## START DATA EXTRACT

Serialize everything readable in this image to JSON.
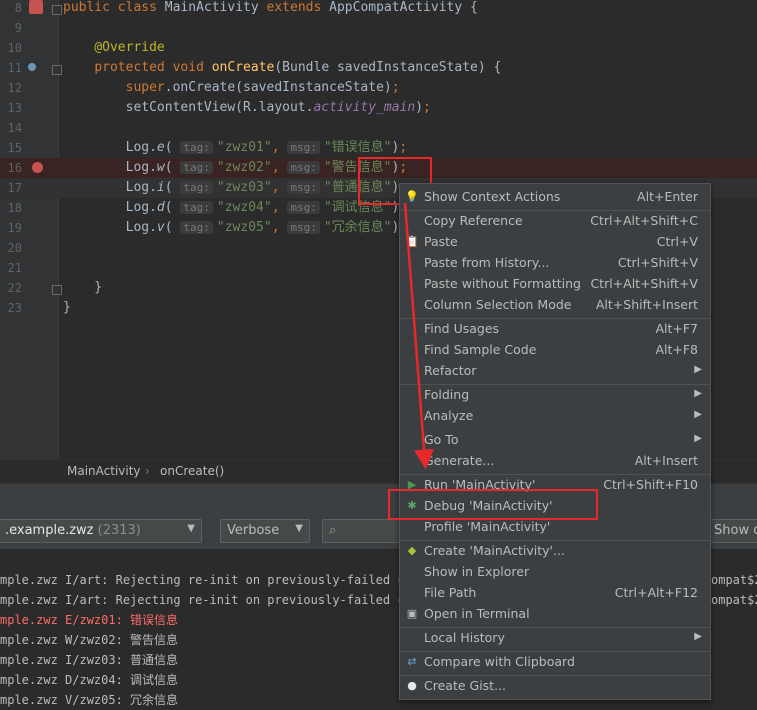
{
  "editor": {
    "lines": [
      {
        "num": "8",
        "parts": [
          [
            "kw",
            "public "
          ],
          [
            "kw",
            "class "
          ],
          [
            "",
            "MainActivity "
          ],
          [
            "kw",
            "extends "
          ],
          [
            "",
            "AppCompatActivity {"
          ]
        ]
      },
      {
        "num": "9",
        "parts": []
      },
      {
        "num": "10",
        "parts": [
          [
            "",
            "    "
          ],
          [
            "ann",
            "@Override"
          ]
        ]
      },
      {
        "num": "11",
        "parts": [
          [
            "",
            "    "
          ],
          [
            "kw",
            "protected "
          ],
          [
            "kw",
            "void "
          ],
          [
            "fn",
            "onCreate"
          ],
          [
            "",
            "(Bundle savedInstanceState) {"
          ]
        ]
      },
      {
        "num": "12",
        "parts": [
          [
            "",
            "        "
          ],
          [
            "kw",
            "super"
          ],
          [
            "",
            "."
          ],
          [
            "",
            "onCreate(savedInstanceState)"
          ],
          [
            "kw",
            ";"
          ]
        ]
      },
      {
        "num": "13",
        "parts": [
          [
            "",
            "        setContentView(R.layout."
          ],
          [
            "field",
            "activity_main"
          ],
          [
            "",
            ")"
          ],
          [
            "kw",
            ";"
          ]
        ]
      },
      {
        "num": "14",
        "parts": []
      },
      {
        "num": "15",
        "parts": [
          [
            "",
            "        Log."
          ],
          [
            "it",
            "e"
          ],
          [
            "",
            "( "
          ],
          [
            "hint",
            "tag:"
          ],
          [
            "str",
            "\"zwz01\""
          ],
          [
            "kw",
            ", "
          ],
          [
            "hint",
            "msg:"
          ],
          [
            "str",
            "\"错误信息\""
          ],
          [
            "",
            ")"
          ],
          [
            "kw",
            ";"
          ]
        ]
      },
      {
        "num": "16",
        "parts": [
          [
            "",
            "        Log."
          ],
          [
            "it",
            "w"
          ],
          [
            "",
            "( "
          ],
          [
            "hint",
            "tag:"
          ],
          [
            "str",
            "\"zwz02\""
          ],
          [
            "kw",
            ", "
          ],
          [
            "hint",
            "msg:"
          ],
          [
            "str",
            "\"警告信息\""
          ],
          [
            "",
            ")"
          ],
          [
            "kw",
            ";"
          ]
        ]
      },
      {
        "num": "17",
        "parts": [
          [
            "",
            "        Log."
          ],
          [
            "it",
            "i"
          ],
          [
            "",
            "( "
          ],
          [
            "hint",
            "tag:"
          ],
          [
            "str",
            "\"zwz03\""
          ],
          [
            "kw",
            ", "
          ],
          [
            "hint",
            "msg:"
          ],
          [
            "str",
            "\"普通信息\""
          ],
          [
            "",
            ")"
          ],
          [
            "kw",
            ";"
          ]
        ]
      },
      {
        "num": "18",
        "parts": [
          [
            "",
            "        Log."
          ],
          [
            "it",
            "d"
          ],
          [
            "",
            "( "
          ],
          [
            "hint",
            "tag:"
          ],
          [
            "str",
            "\"zwz04\""
          ],
          [
            "kw",
            ", "
          ],
          [
            "hint",
            "msg:"
          ],
          [
            "str",
            "\"调试信息\""
          ],
          [
            "",
            ")"
          ],
          [
            "kw",
            ";"
          ]
        ]
      },
      {
        "num": "19",
        "parts": [
          [
            "",
            "        Log."
          ],
          [
            "it",
            "v"
          ],
          [
            "",
            "( "
          ],
          [
            "hint",
            "tag:"
          ],
          [
            "str",
            "\"zwz05\""
          ],
          [
            "kw",
            ", "
          ],
          [
            "hint",
            "msg:"
          ],
          [
            "str",
            "\"冗余信息\""
          ],
          [
            "",
            ")"
          ],
          [
            "kw",
            ";"
          ]
        ]
      },
      {
        "num": "20",
        "parts": []
      },
      {
        "num": "21",
        "parts": []
      },
      {
        "num": "22",
        "parts": [
          [
            "",
            "    }"
          ]
        ]
      },
      {
        "num": "23",
        "parts": [
          [
            "",
            "}"
          ]
        ]
      }
    ]
  },
  "breadcrumb": {
    "class": "MainActivity",
    "sep": "›",
    "method": "onCreate()"
  },
  "logcat": {
    "process": ".example.zwz",
    "pid": "(2313)",
    "level": "Verbose",
    "search_icon": "search-icon",
    "show_only": "Show on",
    "lines": [
      {
        "text": "mple.zwz I/art: Rejecting re-init on previously-failed cl",
        "tail": "ompat$2",
        "color": "#bbbbbb"
      },
      {
        "text": "mple.zwz I/art: Rejecting re-init on previously-failed cl",
        "tail": "ompat$2",
        "color": "#bbbbbb"
      },
      {
        "text": "mple.zwz E/zwz01: 错误信息",
        "tail": "",
        "color": "#ff6b68"
      },
      {
        "text": "mple.zwz W/zwz02: 警告信息",
        "tail": "",
        "color": "#bbbbbb"
      },
      {
        "text": "mple.zwz I/zwz03: 普通信息",
        "tail": "",
        "color": "#bbbbbb"
      },
      {
        "text": "mple.zwz D/zwz04: 调试信息",
        "tail": "",
        "color": "#bbbbbb"
      },
      {
        "text": "mple.zwz V/zwz05: 冗余信息",
        "tail": "",
        "color": "#bbbbbb"
      }
    ]
  },
  "menu": {
    "items": [
      {
        "label": "Show Context Actions",
        "shortcut": "Alt+Enter",
        "icon": "lightbulb-icon"
      },
      {
        "label": "Copy Reference",
        "shortcut": "Ctrl+Alt+Shift+C"
      },
      {
        "label": "Paste",
        "shortcut": "Ctrl+V",
        "icon": "clipboard-icon"
      },
      {
        "label": "Paste from History...",
        "shortcut": "Ctrl+Shift+V"
      },
      {
        "label": "Paste without Formatting",
        "shortcut": "Ctrl+Alt+Shift+V"
      },
      {
        "label": "Column Selection Mode",
        "shortcut": "Alt+Shift+Insert"
      },
      {
        "label": "Find Usages",
        "shortcut": "Alt+F7"
      },
      {
        "label": "Find Sample Code",
        "shortcut": "Alt+F8"
      },
      {
        "label": "Refactor",
        "shortcut": ""
      },
      {
        "label": "Folding",
        "shortcut": ""
      },
      {
        "label": "Analyze",
        "shortcut": ""
      },
      {
        "label": "Go To",
        "shortcut": ""
      },
      {
        "label": "Generate...",
        "shortcut": "Alt+Insert"
      },
      {
        "label": "Run 'MainActivity'",
        "shortcut": "Ctrl+Shift+F10",
        "icon": "run-icon"
      },
      {
        "label": "Debug 'MainActivity'",
        "shortcut": "",
        "icon": "debug-icon"
      },
      {
        "label": "Profile 'MainActivity'",
        "shortcut": ""
      },
      {
        "label": "Create 'MainActivity'...",
        "shortcut": "",
        "icon": "android-icon"
      },
      {
        "label": "Show in Explorer",
        "shortcut": ""
      },
      {
        "label": "File Path",
        "shortcut": "Ctrl+Alt+F12"
      },
      {
        "label": "Open in Terminal",
        "shortcut": "",
        "icon": "terminal-icon"
      },
      {
        "label": "Local History",
        "shortcut": ""
      },
      {
        "label": "Compare with Clipboard",
        "shortcut": "",
        "icon": "compare-icon"
      },
      {
        "label": "Create Gist...",
        "shortcut": "",
        "icon": "github-icon"
      }
    ]
  },
  "colors": {
    "highlight_box": "#e8282b",
    "breakpoint": "#c75450",
    "run": "#499c54",
    "debug": "#59a869"
  }
}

## END DATA EXTRACT

**TASK**. In the lines above, locate the string "Show". Copy every line where it occurs.

**RESULT OF THIS TASK**.
    "show_only": "Show on",
        "label": "Show Context Actions",
        "label": "Show in Explorer",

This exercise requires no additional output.